STATED EXERCISE: Copy out the records below, swapping each "more-dot" for "ellipsis-dot" and keeping everything else the same.

DATASET:
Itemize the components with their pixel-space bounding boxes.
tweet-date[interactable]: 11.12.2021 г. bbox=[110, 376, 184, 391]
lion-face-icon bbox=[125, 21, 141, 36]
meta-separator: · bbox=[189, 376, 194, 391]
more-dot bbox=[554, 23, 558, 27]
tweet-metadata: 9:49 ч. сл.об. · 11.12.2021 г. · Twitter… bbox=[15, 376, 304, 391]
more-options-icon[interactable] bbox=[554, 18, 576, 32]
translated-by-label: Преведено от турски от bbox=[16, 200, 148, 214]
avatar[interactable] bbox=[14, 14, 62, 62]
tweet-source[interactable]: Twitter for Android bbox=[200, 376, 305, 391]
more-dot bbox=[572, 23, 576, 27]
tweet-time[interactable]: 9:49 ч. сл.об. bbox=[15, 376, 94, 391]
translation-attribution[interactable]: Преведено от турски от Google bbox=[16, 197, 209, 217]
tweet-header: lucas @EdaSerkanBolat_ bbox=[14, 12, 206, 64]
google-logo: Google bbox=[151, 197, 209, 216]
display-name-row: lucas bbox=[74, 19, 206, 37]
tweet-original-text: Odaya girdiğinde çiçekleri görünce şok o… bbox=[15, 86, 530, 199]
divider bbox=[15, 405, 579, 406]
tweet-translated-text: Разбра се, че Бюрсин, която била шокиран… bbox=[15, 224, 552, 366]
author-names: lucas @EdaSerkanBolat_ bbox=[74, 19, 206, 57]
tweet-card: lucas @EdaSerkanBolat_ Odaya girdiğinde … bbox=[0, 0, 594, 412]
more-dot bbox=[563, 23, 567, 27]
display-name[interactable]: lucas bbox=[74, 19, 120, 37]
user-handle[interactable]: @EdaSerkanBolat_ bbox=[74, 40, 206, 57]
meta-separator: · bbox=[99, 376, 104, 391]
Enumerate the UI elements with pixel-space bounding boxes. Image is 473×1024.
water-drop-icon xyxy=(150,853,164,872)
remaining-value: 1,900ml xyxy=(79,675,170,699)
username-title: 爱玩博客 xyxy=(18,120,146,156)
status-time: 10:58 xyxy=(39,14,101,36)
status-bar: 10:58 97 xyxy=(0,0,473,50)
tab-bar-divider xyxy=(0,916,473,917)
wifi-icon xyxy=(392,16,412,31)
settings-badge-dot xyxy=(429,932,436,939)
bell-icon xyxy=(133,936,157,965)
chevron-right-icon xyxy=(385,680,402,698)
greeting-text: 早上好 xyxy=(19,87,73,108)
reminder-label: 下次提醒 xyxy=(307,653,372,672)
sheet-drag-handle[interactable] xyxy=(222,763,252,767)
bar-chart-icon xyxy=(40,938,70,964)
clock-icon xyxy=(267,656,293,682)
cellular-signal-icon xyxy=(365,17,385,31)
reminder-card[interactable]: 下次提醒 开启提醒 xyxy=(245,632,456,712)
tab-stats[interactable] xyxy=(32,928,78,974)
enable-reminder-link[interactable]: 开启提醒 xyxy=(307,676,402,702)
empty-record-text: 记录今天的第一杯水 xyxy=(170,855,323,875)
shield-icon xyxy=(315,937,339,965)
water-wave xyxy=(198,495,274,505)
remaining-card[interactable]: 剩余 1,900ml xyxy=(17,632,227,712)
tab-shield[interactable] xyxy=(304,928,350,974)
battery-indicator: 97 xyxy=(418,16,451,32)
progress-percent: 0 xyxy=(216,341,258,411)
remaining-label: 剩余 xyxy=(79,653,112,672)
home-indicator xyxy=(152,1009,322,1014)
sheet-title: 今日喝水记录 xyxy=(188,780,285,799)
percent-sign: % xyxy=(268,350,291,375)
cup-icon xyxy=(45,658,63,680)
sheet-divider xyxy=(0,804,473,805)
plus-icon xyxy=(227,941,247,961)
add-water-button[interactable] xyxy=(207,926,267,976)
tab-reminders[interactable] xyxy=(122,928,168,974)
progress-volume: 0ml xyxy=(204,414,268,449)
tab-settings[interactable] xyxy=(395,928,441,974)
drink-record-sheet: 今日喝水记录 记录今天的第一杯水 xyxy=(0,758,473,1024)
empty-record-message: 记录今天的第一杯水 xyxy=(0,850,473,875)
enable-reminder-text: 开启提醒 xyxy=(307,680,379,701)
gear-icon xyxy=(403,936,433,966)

FINISHED TASK:
Itemize the components with their pixel-space bounding boxes.
tweet-date[interactable]: 11.12.2021 г. bbox=[110, 376, 184, 391]
lion-face-icon bbox=[125, 21, 141, 36]
meta-separator: · bbox=[189, 376, 194, 391]
ellipsis-dot bbox=[554, 23, 558, 27]
tweet-metadata: 9:49 ч. сл.об. · 11.12.2021 г. · Twitter… bbox=[15, 376, 304, 391]
more-options-icon[interactable] bbox=[554, 18, 576, 32]
translated-by-label: Преведено от турски от bbox=[16, 200, 148, 214]
avatar[interactable] bbox=[14, 14, 62, 62]
tweet-source[interactable]: Twitter for Android bbox=[200, 376, 305, 391]
ellipsis-dot bbox=[572, 23, 576, 27]
tweet-time[interactable]: 9:49 ч. сл.об. bbox=[15, 376, 94, 391]
translation-attribution[interactable]: Преведено от турски от Google bbox=[16, 197, 209, 217]
tweet-header: lucas @EdaSerkanBolat_ bbox=[14, 12, 206, 64]
google-logo: Google bbox=[151, 197, 209, 216]
display-name-row: lucas bbox=[74, 19, 206, 37]
tweet-original-text: Odaya girdiğinde çiçekleri görünce şok o… bbox=[15, 86, 530, 199]
divider bbox=[15, 405, 579, 406]
tweet-translated-text: Разбра се, че Бюрсин, която била шокиран… bbox=[15, 224, 552, 366]
author-names: lucas @EdaSerkanBolat_ bbox=[74, 19, 206, 57]
tweet-card: lucas @EdaSerkanBolat_ Odaya girdiğinde … bbox=[0, 0, 594, 412]
ellipsis-dot bbox=[563, 23, 567, 27]
display-name[interactable]: lucas bbox=[74, 19, 120, 37]
user-handle[interactable]: @EdaSerkanBolat_ bbox=[74, 40, 206, 57]
meta-separator: · bbox=[99, 376, 104, 391]
Enumerate the UI elements with pixel-space bounding boxes. Image is 473×1024.
water-drop-icon xyxy=(150,853,164,872)
remaining-value: 1,900ml xyxy=(79,675,170,699)
username-title: 爱玩博客 xyxy=(18,120,146,156)
status-time: 10:58 xyxy=(39,14,101,36)
status-bar: 10:58 97 xyxy=(0,0,473,50)
tab-bar-divider xyxy=(0,916,473,917)
wifi-icon xyxy=(392,16,412,31)
settings-badge-dot xyxy=(429,932,436,939)
bell-icon xyxy=(133,936,157,965)
chevron-right-icon xyxy=(385,680,402,698)
greeting-text: 早上好 xyxy=(19,87,73,108)
reminder-label: 下次提醒 xyxy=(307,653,372,672)
sheet-drag-handle[interactable] xyxy=(222,763,252,767)
bar-chart-icon xyxy=(40,938,70,964)
clock-icon xyxy=(267,656,293,682)
cellular-signal-icon xyxy=(365,17,385,31)
reminder-card[interactable]: 下次提醒 开启提醒 xyxy=(245,632,456,712)
tab-stats[interactable] xyxy=(32,928,78,974)
enable-reminder-link[interactable]: 开启提醒 xyxy=(307,676,402,702)
empty-record-text: 记录今天的第一杯水 xyxy=(170,855,323,875)
shield-icon xyxy=(315,937,339,965)
water-wave xyxy=(198,495,274,505)
remaining-card[interactable]: 剩余 1,900ml xyxy=(17,632,227,712)
tab-shield[interactable] xyxy=(304,928,350,974)
battery-indicator: 97 xyxy=(418,16,451,32)
progress-percent: 0 xyxy=(216,341,258,411)
remaining-label: 剩余 xyxy=(79,653,112,672)
home-indicator xyxy=(152,1009,322,1014)
sheet-title: 今日喝水记录 xyxy=(188,780,285,799)
percent-sign: % xyxy=(268,350,291,375)
cup-icon xyxy=(45,658,63,680)
sheet-divider xyxy=(0,804,473,805)
plus-icon xyxy=(227,941,247,961)
add-water-button[interactable] xyxy=(207,926,267,976)
tab-reminders[interactable] xyxy=(122,928,168,974)
progress-volume: 0ml xyxy=(204,414,268,449)
tab-settings[interactable] xyxy=(395,928,441,974)
drink-record-sheet: 今日喝水记录 记录今天的第一杯水 xyxy=(0,758,473,1024)
empty-record-message: 记录今天的第一杯水 xyxy=(0,850,473,875)
enable-reminder-text: 开启提醒 xyxy=(307,680,379,701)
gear-icon xyxy=(403,936,433,966)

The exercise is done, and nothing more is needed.